# REQUIRED TASK
Keep the wording of each record exactly the same when you repeat it, and leave out pictures.

>> BEGIN EXERCISE INPUTS

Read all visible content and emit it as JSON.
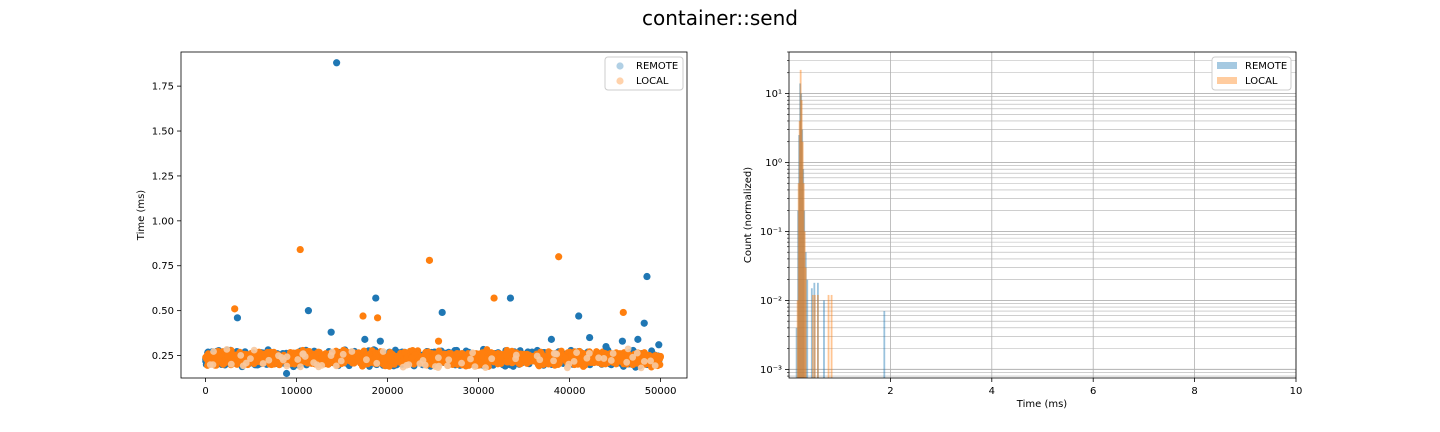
{
  "title": "container::send",
  "colors": {
    "remote": "#1f77b4",
    "local": "#ff7f0e",
    "grid": "#b0b0b0"
  },
  "chart_data": [
    {
      "type": "scatter",
      "xlabel": "",
      "ylabel": "Time (ms)",
      "xlim": [
        -2700,
        52900
      ],
      "ylim": [
        0.125,
        1.94
      ],
      "xticks": [
        0,
        10000,
        20000,
        30000,
        40000,
        50000
      ],
      "xtick_labels": [
        "0",
        "10000",
        "20000",
        "30000",
        "40000",
        "50000"
      ],
      "yticks": [
        0.25,
        0.5,
        0.75,
        1.0,
        1.25,
        1.5,
        1.75
      ],
      "ytick_labels": [
        "0.25",
        "0.50",
        "0.75",
        "1.00",
        "1.25",
        "1.50",
        "1.75"
      ],
      "legend": {
        "position": "upper right",
        "entries": [
          "REMOTE",
          "LOCAL"
        ]
      },
      "grid": false,
      "bulk": {
        "x_range": [
          0,
          50000
        ],
        "y_range": [
          0.18,
          0.29
        ],
        "note_series": [
          "REMOTE",
          "LOCAL"
        ]
      },
      "series": [
        {
          "name": "REMOTE",
          "outliers": [
            [
              14400,
              1.88
            ],
            [
              48500,
              0.69
            ],
            [
              26000,
              0.49
            ],
            [
              11300,
              0.5
            ],
            [
              3500,
              0.46
            ],
            [
              18700,
              0.57
            ],
            [
              33500,
              0.57
            ],
            [
              41000,
              0.47
            ],
            [
              48200,
              0.43
            ],
            [
              13800,
              0.38
            ],
            [
              17500,
              0.34
            ],
            [
              19200,
              0.33
            ],
            [
              38000,
              0.34
            ],
            [
              42200,
              0.35
            ],
            [
              45800,
              0.33
            ],
            [
              8900,
              0.15
            ],
            [
              44000,
              0.3
            ],
            [
              49800,
              0.31
            ],
            [
              47500,
              0.34
            ]
          ]
        },
        {
          "name": "LOCAL",
          "outliers": [
            [
              10400,
              0.84
            ],
            [
              38800,
              0.8
            ],
            [
              24600,
              0.78
            ],
            [
              31700,
              0.57
            ],
            [
              3200,
              0.51
            ],
            [
              45900,
              0.49
            ],
            [
              17300,
              0.47
            ],
            [
              18900,
              0.46
            ],
            [
              25600,
              0.33
            ]
          ]
        }
      ]
    },
    {
      "type": "histogram",
      "xlabel": "Time (ms)",
      "ylabel": "Count (normalized)",
      "xlim": [
        0.0,
        10.0
      ],
      "ylim": [
        0.00075,
        40
      ],
      "yscale": "log",
      "xticks": [
        2,
        4,
        6,
        8,
        10
      ],
      "xtick_labels": [
        "2",
        "4",
        "6",
        "8",
        "10"
      ],
      "yticks": [
        0.001,
        0.01,
        0.1,
        1,
        10
      ],
      "ytick_labels": [
        "10⁻³",
        "10⁻²",
        "10⁻¹",
        "10⁰",
        "10¹"
      ],
      "legend": {
        "position": "upper right",
        "entries": [
          "REMOTE",
          "LOCAL"
        ]
      },
      "grid": true,
      "series": [
        {
          "name": "REMOTE",
          "bins": [
            [
              0.15,
              0.004
            ],
            [
              0.18,
              0.2
            ],
            [
              0.2,
              2.5
            ],
            [
              0.22,
              14
            ],
            [
              0.24,
              10
            ],
            [
              0.26,
              3
            ],
            [
              0.28,
              0.8
            ],
            [
              0.3,
              0.2
            ],
            [
              0.33,
              0.05
            ],
            [
              0.36,
              0.02
            ],
            [
              0.45,
              0.015
            ],
            [
              0.5,
              0.018
            ],
            [
              0.57,
              0.018
            ],
            [
              0.69,
              0.01
            ],
            [
              1.88,
              0.007
            ]
          ]
        },
        {
          "name": "LOCAL",
          "bins": [
            [
              0.17,
              0.01
            ],
            [
              0.19,
              0.5
            ],
            [
              0.21,
              4
            ],
            [
              0.23,
              22
            ],
            [
              0.25,
              8
            ],
            [
              0.27,
              2
            ],
            [
              0.29,
              0.5
            ],
            [
              0.31,
              0.1
            ],
            [
              0.33,
              0.03
            ],
            [
              0.47,
              0.012
            ],
            [
              0.51,
              0.012
            ],
            [
              0.57,
              0.012
            ],
            [
              0.78,
              0.012
            ],
            [
              0.84,
              0.012
            ]
          ]
        }
      ]
    }
  ]
}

>> END EXERCISE INPUTS

# ANSWER BELOW
Read all visible content and emit it as JSON.
{
  "title": "container::send",
  "colors": {
    "remote": "#1f77b4",
    "local": "#ff7f0e",
    "grid": "#b0b0b0"
  },
  "chart_data": [
    {
      "type": "scatter",
      "xlabel": "",
      "ylabel": "Time (ms)",
      "xlim": [
        -2700,
        52900
      ],
      "ylim": [
        0.125,
        1.94
      ],
      "xticks": [
        0,
        10000,
        20000,
        30000,
        40000,
        50000
      ],
      "xtick_labels": [
        "0",
        "10000",
        "20000",
        "30000",
        "40000",
        "50000"
      ],
      "yticks": [
        0.25,
        0.5,
        0.75,
        1.0,
        1.25,
        1.5,
        1.75
      ],
      "ytick_labels": [
        "0.25",
        "0.50",
        "0.75",
        "1.00",
        "1.25",
        "1.50",
        "1.75"
      ],
      "legend": {
        "position": "upper right",
        "entries": [
          "REMOTE",
          "LOCAL"
        ]
      },
      "grid": false,
      "bulk": {
        "x_range": [
          0,
          50000
        ],
        "y_range": [
          0.18,
          0.29
        ],
        "note_series": [
          "REMOTE",
          "LOCAL"
        ]
      },
      "series": [
        {
          "name": "REMOTE",
          "outliers": [
            [
              14400,
              1.88
            ],
            [
              48500,
              0.69
            ],
            [
              26000,
              0.49
            ],
            [
              11300,
              0.5
            ],
            [
              3500,
              0.46
            ],
            [
              18700,
              0.57
            ],
            [
              33500,
              0.57
            ],
            [
              41000,
              0.47
            ],
            [
              48200,
              0.43
            ],
            [
              13800,
              0.38
            ],
            [
              17500,
              0.34
            ],
            [
              19200,
              0.33
            ],
            [
              38000,
              0.34
            ],
            [
              42200,
              0.35
            ],
            [
              45800,
              0.33
            ],
            [
              8900,
              0.15
            ],
            [
              44000,
              0.3
            ],
            [
              49800,
              0.31
            ],
            [
              47500,
              0.34
            ]
          ]
        },
        {
          "name": "LOCAL",
          "outliers": [
            [
              10400,
              0.84
            ],
            [
              38800,
              0.8
            ],
            [
              24600,
              0.78
            ],
            [
              31700,
              0.57
            ],
            [
              3200,
              0.51
            ],
            [
              45900,
              0.49
            ],
            [
              17300,
              0.47
            ],
            [
              18900,
              0.46
            ],
            [
              25600,
              0.33
            ]
          ]
        }
      ]
    },
    {
      "type": "histogram",
      "xlabel": "Time (ms)",
      "ylabel": "Count (normalized)",
      "xlim": [
        0.0,
        10.0
      ],
      "ylim": [
        0.00075,
        40
      ],
      "yscale": "log",
      "xticks": [
        2,
        4,
        6,
        8,
        10
      ],
      "xtick_labels": [
        "2",
        "4",
        "6",
        "8",
        "10"
      ],
      "yticks": [
        0.001,
        0.01,
        0.1,
        1,
        10
      ],
      "ytick_labels": [
        "10⁻³",
        "10⁻²",
        "10⁻¹",
        "10⁰",
        "10¹"
      ],
      "legend": {
        "position": "upper right",
        "entries": [
          "REMOTE",
          "LOCAL"
        ]
      },
      "grid": true,
      "series": [
        {
          "name": "REMOTE",
          "bins": [
            [
              0.15,
              0.004
            ],
            [
              0.18,
              0.2
            ],
            [
              0.2,
              2.5
            ],
            [
              0.22,
              14
            ],
            [
              0.24,
              10
            ],
            [
              0.26,
              3
            ],
            [
              0.28,
              0.8
            ],
            [
              0.3,
              0.2
            ],
            [
              0.33,
              0.05
            ],
            [
              0.36,
              0.02
            ],
            [
              0.45,
              0.015
            ],
            [
              0.5,
              0.018
            ],
            [
              0.57,
              0.018
            ],
            [
              0.69,
              0.01
            ],
            [
              1.88,
              0.007
            ]
          ]
        },
        {
          "name": "LOCAL",
          "bins": [
            [
              0.17,
              0.01
            ],
            [
              0.19,
              0.5
            ],
            [
              0.21,
              4
            ],
            [
              0.23,
              22
            ],
            [
              0.25,
              8
            ],
            [
              0.27,
              2
            ],
            [
              0.29,
              0.5
            ],
            [
              0.31,
              0.1
            ],
            [
              0.33,
              0.03
            ],
            [
              0.47,
              0.012
            ],
            [
              0.51,
              0.012
            ],
            [
              0.57,
              0.012
            ],
            [
              0.78,
              0.012
            ],
            [
              0.84,
              0.012
            ]
          ]
        }
      ]
    }
  ]
}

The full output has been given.